● THE PROBLEM
Which lines below hold the word "image"? Copy all of them.

● STORED ROWS
"""

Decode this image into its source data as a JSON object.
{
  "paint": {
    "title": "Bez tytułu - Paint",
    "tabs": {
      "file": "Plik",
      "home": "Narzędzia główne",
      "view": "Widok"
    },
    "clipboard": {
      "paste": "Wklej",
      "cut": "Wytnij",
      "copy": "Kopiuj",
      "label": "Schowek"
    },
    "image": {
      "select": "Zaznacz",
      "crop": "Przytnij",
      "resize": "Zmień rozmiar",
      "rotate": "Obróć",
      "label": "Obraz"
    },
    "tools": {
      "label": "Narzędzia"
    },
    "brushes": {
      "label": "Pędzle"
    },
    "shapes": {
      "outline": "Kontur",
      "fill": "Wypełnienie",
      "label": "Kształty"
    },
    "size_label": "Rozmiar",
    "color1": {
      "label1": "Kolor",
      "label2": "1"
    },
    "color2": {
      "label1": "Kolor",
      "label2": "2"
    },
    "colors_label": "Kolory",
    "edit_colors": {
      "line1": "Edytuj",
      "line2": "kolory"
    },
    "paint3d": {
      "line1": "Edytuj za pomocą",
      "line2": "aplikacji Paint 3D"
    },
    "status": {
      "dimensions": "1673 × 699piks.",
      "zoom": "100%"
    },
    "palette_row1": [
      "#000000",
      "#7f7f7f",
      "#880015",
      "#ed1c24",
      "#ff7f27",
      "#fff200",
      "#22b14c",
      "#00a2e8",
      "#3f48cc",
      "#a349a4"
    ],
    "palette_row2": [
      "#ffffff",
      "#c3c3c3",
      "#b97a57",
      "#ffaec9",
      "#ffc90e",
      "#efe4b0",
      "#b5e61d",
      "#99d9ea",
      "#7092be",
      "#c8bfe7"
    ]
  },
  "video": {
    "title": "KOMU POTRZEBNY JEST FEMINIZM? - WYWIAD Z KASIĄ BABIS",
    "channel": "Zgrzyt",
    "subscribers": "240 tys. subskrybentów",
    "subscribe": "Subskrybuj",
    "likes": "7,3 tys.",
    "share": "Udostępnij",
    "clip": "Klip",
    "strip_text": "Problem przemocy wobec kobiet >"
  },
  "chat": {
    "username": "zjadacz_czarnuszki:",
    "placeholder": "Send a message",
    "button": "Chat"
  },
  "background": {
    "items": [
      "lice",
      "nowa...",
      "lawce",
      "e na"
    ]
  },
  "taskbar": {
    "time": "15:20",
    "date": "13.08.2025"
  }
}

"""

● TASK SOLUTION
Decode this image into its source data as a JSON object.
    "image": {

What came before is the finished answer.